QUOTED TEXT –
---*---
The IT industry loves its acronyms. From ACK to ZTP, if it’s a thing in IT, it has an acronym. But if any industry goes more over the top on acronyms than IT, it’s business. Business has acronyms for everything. Whether you WFH (work from home) or you’re IAM (in a meeting), you can DM (direct message) people about GTD (getting things done) before the EOD (end of day).[i] The best acronyms come about when IT and business get together and make acronym babies, like ITSM and ITOM. Of course, ITSM (IT services management) and ITOM (IT operations management) aren’t the only acronyms resulting from the union between business and IT interests, but these days, ITSM seems to be a darling. In this three-part series, we’ll look at ITOM and start with a brief introduction to it. We’ll then look at two trends in ITOM: automation and AIOps.
---*---
GIVEN ENTRIES –
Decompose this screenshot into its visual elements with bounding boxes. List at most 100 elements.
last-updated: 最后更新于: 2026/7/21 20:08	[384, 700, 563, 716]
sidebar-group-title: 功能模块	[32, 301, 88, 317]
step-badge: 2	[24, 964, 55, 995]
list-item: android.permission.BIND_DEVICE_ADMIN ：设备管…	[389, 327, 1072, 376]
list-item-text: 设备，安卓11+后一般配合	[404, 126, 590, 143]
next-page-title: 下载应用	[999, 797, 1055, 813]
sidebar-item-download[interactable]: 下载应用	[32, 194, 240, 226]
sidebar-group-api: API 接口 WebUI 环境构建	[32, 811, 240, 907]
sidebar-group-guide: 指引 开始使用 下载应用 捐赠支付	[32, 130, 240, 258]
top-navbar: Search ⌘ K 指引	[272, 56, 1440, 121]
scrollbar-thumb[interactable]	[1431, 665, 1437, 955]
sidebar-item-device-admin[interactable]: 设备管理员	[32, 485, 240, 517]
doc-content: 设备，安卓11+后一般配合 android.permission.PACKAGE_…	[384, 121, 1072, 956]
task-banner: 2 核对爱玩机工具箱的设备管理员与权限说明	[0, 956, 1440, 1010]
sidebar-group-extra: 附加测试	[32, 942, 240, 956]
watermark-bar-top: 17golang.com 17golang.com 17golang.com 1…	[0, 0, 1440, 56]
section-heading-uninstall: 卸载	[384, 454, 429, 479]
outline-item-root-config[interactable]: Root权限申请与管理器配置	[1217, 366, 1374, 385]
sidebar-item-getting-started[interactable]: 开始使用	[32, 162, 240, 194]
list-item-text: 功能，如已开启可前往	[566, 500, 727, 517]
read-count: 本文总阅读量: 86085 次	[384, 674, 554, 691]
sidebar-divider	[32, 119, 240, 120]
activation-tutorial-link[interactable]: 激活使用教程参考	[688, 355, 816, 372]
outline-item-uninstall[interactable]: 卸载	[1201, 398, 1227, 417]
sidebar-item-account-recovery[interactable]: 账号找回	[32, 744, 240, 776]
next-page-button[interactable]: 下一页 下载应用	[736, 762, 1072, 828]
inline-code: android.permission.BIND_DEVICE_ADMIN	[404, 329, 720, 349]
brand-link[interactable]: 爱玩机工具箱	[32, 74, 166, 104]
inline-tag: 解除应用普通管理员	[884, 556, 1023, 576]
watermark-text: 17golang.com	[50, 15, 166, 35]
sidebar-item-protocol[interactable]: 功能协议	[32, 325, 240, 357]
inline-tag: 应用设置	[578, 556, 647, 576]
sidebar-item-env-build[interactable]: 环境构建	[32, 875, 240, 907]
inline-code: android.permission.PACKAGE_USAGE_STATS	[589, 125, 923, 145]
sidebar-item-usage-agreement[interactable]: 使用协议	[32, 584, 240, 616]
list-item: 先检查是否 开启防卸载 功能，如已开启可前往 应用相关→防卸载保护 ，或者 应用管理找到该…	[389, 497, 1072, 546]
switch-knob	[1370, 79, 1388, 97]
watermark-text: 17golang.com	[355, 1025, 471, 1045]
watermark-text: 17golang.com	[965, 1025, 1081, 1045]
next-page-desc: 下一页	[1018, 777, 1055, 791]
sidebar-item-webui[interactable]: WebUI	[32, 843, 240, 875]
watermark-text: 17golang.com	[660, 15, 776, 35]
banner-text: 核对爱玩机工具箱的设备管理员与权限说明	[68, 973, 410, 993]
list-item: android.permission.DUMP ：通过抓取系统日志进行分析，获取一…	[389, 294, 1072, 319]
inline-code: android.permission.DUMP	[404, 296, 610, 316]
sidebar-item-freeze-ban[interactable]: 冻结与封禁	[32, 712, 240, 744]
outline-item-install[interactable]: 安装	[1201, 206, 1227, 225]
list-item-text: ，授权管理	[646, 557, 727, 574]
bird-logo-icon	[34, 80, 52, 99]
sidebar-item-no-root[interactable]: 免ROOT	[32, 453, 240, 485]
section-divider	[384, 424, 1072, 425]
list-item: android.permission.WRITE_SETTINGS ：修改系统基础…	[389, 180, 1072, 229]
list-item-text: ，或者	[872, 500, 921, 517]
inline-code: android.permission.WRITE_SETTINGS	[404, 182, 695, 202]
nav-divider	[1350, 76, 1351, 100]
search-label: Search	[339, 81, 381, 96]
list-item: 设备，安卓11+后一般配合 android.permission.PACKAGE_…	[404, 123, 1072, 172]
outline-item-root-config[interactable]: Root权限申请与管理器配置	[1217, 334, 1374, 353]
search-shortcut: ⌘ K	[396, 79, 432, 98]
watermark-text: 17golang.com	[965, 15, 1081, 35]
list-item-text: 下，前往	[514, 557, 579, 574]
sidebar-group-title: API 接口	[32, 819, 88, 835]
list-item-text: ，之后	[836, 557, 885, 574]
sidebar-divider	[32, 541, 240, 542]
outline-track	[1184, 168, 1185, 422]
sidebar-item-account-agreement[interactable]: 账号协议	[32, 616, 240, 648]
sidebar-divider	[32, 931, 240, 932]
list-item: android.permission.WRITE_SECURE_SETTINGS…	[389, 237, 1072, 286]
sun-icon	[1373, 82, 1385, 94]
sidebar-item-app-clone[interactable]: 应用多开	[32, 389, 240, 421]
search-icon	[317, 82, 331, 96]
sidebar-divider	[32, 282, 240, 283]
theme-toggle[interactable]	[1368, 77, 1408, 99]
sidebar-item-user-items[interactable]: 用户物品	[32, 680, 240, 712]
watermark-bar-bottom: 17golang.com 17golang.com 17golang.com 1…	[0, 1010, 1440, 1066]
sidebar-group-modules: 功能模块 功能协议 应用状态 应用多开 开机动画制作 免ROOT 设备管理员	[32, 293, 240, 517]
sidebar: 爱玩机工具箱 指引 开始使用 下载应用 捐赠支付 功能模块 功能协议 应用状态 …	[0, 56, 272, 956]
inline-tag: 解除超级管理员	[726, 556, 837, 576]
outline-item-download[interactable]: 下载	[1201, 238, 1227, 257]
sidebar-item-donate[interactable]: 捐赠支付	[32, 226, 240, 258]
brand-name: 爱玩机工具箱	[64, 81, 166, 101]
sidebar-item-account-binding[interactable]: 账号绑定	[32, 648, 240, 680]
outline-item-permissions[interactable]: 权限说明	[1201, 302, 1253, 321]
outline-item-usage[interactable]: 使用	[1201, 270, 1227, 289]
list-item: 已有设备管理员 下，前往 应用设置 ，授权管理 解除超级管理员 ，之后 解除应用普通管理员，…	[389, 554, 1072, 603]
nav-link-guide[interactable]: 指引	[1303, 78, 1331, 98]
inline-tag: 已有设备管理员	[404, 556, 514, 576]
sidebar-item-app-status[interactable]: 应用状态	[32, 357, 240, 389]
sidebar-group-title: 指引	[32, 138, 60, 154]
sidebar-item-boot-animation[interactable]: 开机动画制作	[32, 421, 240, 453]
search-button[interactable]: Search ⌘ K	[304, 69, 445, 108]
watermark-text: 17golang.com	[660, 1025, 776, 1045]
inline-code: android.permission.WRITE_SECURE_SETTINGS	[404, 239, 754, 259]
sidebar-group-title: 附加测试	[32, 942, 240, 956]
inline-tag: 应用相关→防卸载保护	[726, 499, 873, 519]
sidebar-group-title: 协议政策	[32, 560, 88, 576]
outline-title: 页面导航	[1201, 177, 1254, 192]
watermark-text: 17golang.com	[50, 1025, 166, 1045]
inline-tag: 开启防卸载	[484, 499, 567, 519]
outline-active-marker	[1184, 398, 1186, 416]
---*---
EXERCISE REQUIREMENTS –
A) Rewrite the paragraph in the passage on IT and business acronyms that begins "The IT industry loves its acronyms" as a short list of its main points.
B) According to the passage on IT and business acronyms, what does ITOM stand for?
C) From the passage on IT and business acronyms, set down everything from "The IT industry" down to "automation and AIOps.".

TASK RESULTS –
A)
- IT has an acronym for nearly everything, from ACK to ZTP.
- Business uses even more acronyms, such as WFH, IAM, DM, GTD and EOD.
- Some of the best acronyms combine IT and business, like ITSM (IT services management) and ITOM (IT operations management).
- ITSM is currently especially popular.
- A three-part series will introduce ITOM and then cover two ITOM trends: automation and AIOps.

B) IT operations management.

C)
The IT industry loves its acronyms. From ACK to ZTP, if it’s a thing in IT, it has an acronym. But if any industry goes more over the top on acronyms than IT, it’s business. Business has acronyms for everything. Whether you WFH (work from home) or you’re IAM (in a meeting), you can DM (direct message) people about GTD (getting things done) before the EOD (end of day).[i] The best acronyms come about when IT and business get together and make acronym babies, like ITSM and ITOM. Of course, ITSM (IT services management) and ITOM (IT operations management) aren’t the only acronyms resulting from the union between business and IT interests, but these days, ITSM seems to be a darling. In this three-part series, we’ll look at ITOM and start with a brief introduction to it. We’ll then look at two trends in ITOM: automation and AIOps.